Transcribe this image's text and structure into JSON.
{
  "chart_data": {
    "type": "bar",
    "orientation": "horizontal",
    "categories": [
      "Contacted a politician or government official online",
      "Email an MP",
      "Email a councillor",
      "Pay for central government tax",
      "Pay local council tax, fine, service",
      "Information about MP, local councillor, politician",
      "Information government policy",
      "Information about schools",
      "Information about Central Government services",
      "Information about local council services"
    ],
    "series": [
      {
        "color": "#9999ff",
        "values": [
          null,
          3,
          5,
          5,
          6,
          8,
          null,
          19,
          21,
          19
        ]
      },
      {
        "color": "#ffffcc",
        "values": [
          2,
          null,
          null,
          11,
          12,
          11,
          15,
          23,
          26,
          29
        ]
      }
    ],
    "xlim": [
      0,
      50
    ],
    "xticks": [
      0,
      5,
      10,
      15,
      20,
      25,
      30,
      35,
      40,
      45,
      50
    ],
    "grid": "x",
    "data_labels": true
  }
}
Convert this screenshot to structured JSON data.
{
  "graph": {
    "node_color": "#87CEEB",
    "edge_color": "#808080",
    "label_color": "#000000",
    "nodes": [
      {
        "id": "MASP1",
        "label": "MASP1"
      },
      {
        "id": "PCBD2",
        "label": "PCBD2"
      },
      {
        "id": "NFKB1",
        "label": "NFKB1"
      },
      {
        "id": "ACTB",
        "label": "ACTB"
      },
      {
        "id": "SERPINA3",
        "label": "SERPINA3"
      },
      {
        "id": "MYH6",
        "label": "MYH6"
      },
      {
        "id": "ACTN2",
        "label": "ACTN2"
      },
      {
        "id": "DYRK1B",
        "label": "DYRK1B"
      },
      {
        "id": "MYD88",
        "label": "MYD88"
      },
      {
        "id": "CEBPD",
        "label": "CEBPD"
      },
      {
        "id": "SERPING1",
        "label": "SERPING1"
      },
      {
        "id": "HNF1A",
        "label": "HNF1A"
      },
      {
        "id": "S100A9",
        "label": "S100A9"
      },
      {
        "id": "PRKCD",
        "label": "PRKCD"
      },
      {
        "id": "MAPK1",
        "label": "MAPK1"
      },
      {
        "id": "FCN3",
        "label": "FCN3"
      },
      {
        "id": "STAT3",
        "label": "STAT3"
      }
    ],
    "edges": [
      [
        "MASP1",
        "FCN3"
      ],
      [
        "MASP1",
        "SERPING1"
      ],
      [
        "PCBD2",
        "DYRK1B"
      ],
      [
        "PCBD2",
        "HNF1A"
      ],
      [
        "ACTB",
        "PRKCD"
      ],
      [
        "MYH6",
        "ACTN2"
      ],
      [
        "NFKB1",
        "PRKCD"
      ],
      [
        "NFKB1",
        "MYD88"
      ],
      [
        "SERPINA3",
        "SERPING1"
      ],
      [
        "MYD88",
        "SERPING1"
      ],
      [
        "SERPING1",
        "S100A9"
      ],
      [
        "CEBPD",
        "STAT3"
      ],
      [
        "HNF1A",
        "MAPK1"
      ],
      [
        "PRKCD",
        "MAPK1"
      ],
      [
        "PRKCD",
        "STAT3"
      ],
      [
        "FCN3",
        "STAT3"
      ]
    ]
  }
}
————————
CHALLENGE
Every entry above should be retyped exactly as shown.

CORRECT ANSWER
Transcribe this image's text and structure into JSON.
{
  "chart_data": {
    "type": "bar",
    "orientation": "horizontal",
    "categories": [
      "Contacted a politician or government official online",
      "Email an MP",
      "Email a councillor",
      "Pay for central government tax",
      "Pay local council tax, fine, service",
      "Information about MP, local councillor, politician",
      "Information government policy",
      "Information about schools",
      "Information about Central Government services",
      "Information about local council services"
    ],
    "series": [
      {
        "color": "#9999ff",
        "values": [
          null,
          3,
          5,
          5,
          6,
          8,
          null,
          19,
          21,
          19
        ]
      },
      {
        "color": "#ffffcc",
        "values": [
          2,
          null,
          null,
          11,
          12,
          11,
          15,
          23,
          26,
          29
        ]
      }
    ],
    "xlim": [
      0,
      50
    ],
    "xticks": [
      0,
      5,
      10,
      15,
      20,
      25,
      30,
      35,
      40,
      45,
      50
    ],
    "grid": "x",
    "data_labels": true
  }
}
Convert this screenshot to structured JSON data.
{
  "graph": {
    "node_color": "#87CEEB",
    "edge_color": "#808080",
    "label_color": "#000000",
    "nodes": [
      {
        "id": "MASP1",
        "label": "MASP1"
      },
      {
        "id": "PCBD2",
        "label": "PCBD2"
      },
      {
        "id": "NFKB1",
        "label": "NFKB1"
      },
      {
        "id": "ACTB",
        "label": "ACTB"
      },
      {
        "id": "SERPINA3",
        "label": "SERPINA3"
      },
      {
        "id": "MYH6",
        "label": "MYH6"
      },
      {
        "id": "ACTN2",
        "label": "ACTN2"
      },
      {
        "id": "DYRK1B",
        "label": "DYRK1B"
      },
      {
        "id": "MYD88",
        "label": "MYD88"
      },
      {
        "id": "CEBPD",
        "label": "CEBPD"
      },
      {
        "id": "SERPING1",
        "label": "SERPING1"
      },
      {
        "id": "HNF1A",
        "label": "HNF1A"
      },
      {
        "id": "S100A9",
        "label": "S100A9"
      },
      {
        "id": "PRKCD",
        "label": "PRKCD"
      },
      {
        "id": "MAPK1",
        "label": "MAPK1"
      },
      {
        "id": "FCN3",
        "label": "FCN3"
      },
      {
        "id": "STAT3",
        "label": "STAT3"
      }
    ],
    "edges": [
      [
        "MASP1",
        "FCN3"
      ],
      [
        "MASP1",
        "SERPING1"
      ],
      [
        "PCBD2",
        "DYRK1B"
      ],
      [
        "PCBD2",
        "HNF1A"
      ],
      [
        "ACTB",
        "PRKCD"
      ],
      [
        "MYH6",
        "ACTN2"
      ],
      [
        "NFKB1",
        "PRKCD"
      ],
      [
        "NFKB1",
        "MYD88"
      ],
      [
        "SERPINA3",
        "SERPING1"
      ],
      [
        "MYD88",
        "SERPING1"
      ],
      [
        "SERPING1",
        "S100A9"
      ],
      [
        "CEBPD",
        "STAT3"
      ],
      [
        "HNF1A",
        "MAPK1"
      ],
      [
        "PRKCD",
        "MAPK1"
      ],
      [
        "PRKCD",
        "STAT3"
      ],
      [
        "FCN3",
        "STAT3"
      ]
    ]
  }
}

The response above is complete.